> **SUPPLIED DATA**:

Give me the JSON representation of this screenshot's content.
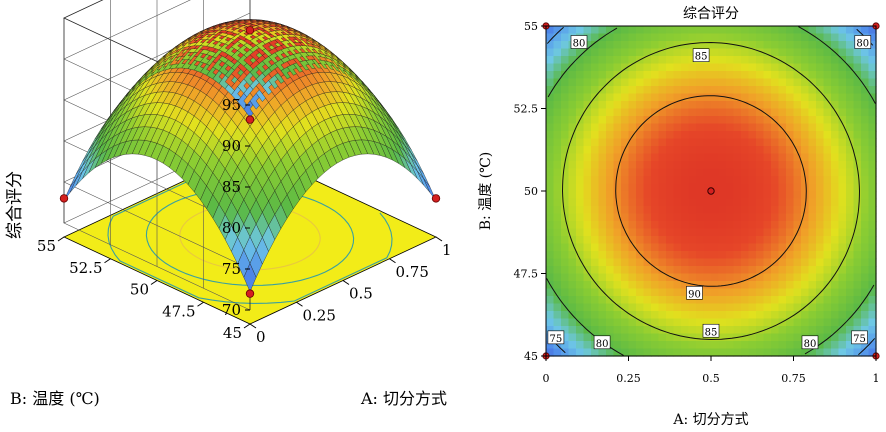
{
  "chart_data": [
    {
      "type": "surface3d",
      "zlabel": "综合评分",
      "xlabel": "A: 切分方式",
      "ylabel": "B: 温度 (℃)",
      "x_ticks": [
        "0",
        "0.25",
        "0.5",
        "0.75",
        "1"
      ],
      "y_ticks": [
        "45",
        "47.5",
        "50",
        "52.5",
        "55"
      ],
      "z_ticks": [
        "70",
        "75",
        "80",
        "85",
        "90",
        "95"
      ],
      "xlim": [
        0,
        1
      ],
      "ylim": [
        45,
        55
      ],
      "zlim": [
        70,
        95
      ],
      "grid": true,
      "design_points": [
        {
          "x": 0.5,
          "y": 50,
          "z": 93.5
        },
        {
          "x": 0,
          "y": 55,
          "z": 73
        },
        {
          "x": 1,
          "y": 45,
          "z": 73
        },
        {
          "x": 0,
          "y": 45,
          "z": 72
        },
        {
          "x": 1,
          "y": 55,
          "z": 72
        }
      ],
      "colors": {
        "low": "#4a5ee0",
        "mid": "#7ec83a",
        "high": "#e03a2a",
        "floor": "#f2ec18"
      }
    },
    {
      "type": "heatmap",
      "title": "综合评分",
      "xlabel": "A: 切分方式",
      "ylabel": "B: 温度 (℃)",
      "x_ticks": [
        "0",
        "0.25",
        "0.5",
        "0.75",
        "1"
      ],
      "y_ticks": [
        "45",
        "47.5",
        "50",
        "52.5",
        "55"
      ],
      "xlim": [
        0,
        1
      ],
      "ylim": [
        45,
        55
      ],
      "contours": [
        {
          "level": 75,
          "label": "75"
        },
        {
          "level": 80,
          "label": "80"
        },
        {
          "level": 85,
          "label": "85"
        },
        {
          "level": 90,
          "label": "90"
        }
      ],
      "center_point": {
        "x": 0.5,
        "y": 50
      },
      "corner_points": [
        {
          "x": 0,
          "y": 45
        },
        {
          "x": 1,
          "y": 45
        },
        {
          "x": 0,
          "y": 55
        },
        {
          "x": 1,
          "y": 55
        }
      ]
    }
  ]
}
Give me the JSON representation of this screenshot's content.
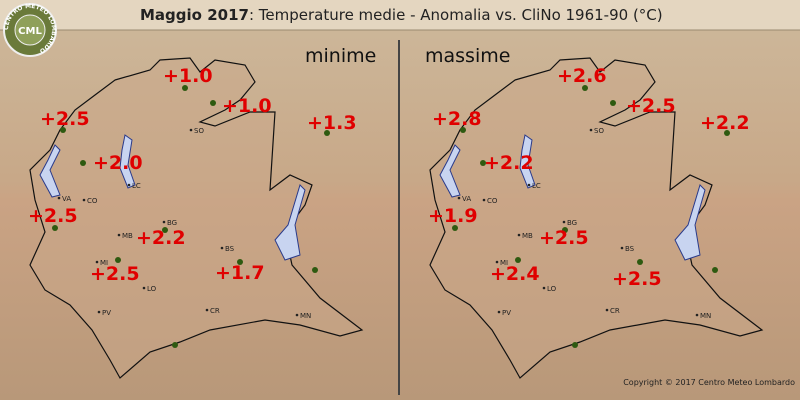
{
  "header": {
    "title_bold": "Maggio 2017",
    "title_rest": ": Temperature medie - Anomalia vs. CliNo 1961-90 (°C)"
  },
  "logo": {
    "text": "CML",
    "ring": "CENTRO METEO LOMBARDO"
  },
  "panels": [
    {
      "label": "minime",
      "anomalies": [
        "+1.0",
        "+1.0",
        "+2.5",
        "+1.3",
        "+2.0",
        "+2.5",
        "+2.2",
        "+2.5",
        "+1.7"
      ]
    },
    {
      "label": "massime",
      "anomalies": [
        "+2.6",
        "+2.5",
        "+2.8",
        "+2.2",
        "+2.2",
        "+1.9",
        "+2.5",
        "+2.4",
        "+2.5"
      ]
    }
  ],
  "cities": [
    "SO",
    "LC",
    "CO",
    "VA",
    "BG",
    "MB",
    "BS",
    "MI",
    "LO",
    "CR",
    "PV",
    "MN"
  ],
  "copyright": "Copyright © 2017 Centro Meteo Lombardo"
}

--

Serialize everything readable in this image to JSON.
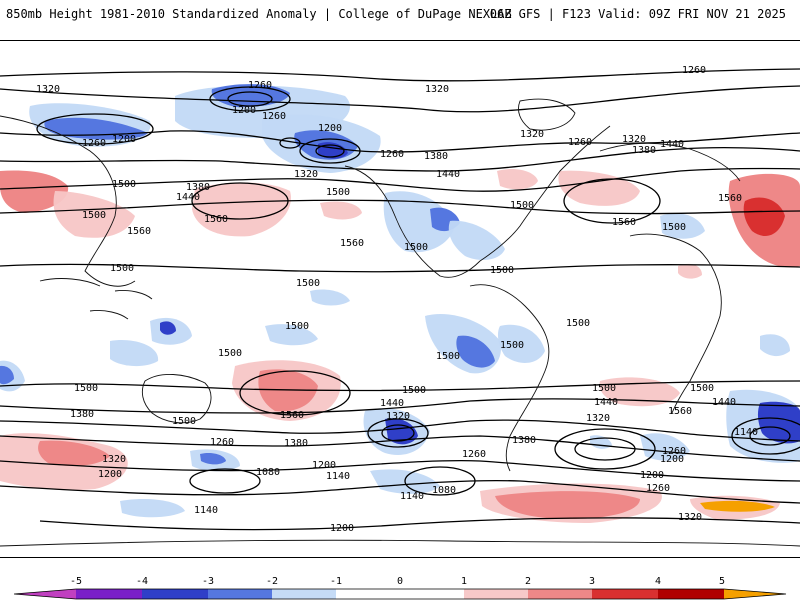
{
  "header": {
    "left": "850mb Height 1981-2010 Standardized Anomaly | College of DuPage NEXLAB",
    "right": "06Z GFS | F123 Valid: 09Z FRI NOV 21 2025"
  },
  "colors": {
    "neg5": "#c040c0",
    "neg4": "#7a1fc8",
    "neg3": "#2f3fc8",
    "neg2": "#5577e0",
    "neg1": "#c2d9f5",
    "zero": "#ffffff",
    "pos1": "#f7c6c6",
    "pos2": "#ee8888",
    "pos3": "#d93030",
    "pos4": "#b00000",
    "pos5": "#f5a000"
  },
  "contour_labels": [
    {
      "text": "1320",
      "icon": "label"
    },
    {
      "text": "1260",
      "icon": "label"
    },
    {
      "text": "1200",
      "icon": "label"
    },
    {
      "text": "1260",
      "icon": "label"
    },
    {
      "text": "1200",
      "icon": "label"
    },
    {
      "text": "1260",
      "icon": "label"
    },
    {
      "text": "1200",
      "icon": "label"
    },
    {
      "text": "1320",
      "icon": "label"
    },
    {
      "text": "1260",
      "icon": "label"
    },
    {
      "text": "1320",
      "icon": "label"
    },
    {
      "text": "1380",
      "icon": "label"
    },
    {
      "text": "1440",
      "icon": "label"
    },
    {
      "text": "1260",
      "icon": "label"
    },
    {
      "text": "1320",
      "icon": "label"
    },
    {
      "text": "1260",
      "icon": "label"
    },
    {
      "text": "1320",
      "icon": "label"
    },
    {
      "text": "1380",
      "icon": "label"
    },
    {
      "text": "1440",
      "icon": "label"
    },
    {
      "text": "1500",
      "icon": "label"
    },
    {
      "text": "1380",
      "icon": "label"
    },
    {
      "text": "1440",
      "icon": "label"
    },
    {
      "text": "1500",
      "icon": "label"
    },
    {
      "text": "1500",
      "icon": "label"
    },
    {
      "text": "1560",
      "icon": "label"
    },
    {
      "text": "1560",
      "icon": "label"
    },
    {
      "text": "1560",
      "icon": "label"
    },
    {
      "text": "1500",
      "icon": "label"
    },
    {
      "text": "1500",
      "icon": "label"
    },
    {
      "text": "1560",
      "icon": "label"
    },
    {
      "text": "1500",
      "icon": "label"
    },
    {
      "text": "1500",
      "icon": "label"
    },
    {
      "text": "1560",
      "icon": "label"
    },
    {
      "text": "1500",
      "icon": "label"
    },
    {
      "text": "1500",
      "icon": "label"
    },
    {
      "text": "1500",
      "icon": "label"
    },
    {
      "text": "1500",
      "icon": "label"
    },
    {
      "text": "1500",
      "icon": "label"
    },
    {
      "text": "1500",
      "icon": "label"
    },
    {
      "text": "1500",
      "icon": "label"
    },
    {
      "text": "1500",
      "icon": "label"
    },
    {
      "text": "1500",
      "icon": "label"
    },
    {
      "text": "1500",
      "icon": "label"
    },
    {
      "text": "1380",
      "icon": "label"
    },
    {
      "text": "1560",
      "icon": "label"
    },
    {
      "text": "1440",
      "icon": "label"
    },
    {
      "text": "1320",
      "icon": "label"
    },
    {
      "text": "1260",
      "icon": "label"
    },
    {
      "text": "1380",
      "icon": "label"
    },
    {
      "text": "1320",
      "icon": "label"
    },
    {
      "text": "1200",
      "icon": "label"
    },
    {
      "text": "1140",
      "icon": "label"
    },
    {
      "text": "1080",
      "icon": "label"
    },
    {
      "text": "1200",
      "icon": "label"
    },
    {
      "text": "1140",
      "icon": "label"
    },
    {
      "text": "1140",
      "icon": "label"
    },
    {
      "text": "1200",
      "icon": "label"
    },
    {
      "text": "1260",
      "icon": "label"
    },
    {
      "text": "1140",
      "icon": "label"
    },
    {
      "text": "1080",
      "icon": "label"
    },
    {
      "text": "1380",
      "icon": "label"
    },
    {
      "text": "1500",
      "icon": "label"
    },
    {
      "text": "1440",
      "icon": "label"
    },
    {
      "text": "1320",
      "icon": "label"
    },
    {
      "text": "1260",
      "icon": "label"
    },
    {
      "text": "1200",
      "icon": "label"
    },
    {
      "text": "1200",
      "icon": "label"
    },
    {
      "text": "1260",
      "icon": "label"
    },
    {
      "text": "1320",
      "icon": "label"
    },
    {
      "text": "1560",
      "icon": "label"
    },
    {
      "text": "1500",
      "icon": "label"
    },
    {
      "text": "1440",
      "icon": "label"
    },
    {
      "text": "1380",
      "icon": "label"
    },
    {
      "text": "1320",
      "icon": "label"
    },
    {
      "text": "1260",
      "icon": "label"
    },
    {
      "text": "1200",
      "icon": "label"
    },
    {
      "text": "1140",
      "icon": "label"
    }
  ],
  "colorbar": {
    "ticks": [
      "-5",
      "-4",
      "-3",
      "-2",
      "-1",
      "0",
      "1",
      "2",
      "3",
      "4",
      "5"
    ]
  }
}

--

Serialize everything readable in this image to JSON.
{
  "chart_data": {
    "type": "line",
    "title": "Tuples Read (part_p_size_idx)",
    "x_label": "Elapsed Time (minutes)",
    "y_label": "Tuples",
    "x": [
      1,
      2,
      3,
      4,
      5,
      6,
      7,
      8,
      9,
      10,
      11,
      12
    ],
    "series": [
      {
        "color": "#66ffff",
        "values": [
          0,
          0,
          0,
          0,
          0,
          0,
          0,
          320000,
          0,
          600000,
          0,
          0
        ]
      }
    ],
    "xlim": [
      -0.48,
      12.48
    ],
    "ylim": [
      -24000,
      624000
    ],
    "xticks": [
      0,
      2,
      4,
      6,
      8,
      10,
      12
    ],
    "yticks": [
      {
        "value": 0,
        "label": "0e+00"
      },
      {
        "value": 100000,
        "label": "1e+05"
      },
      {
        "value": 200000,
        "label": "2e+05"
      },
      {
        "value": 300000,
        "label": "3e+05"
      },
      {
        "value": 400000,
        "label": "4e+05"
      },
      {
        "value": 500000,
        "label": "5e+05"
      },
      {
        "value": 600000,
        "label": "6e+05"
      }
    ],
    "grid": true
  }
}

> **INSTRUCTIONS FOR THE TASK**: Look through the entries above. Extract each line with the word "Tuples".

> **ANSWER**:
    "title": "Tuples Read (part_p_size_idx)",
    "y_label": "Tuples",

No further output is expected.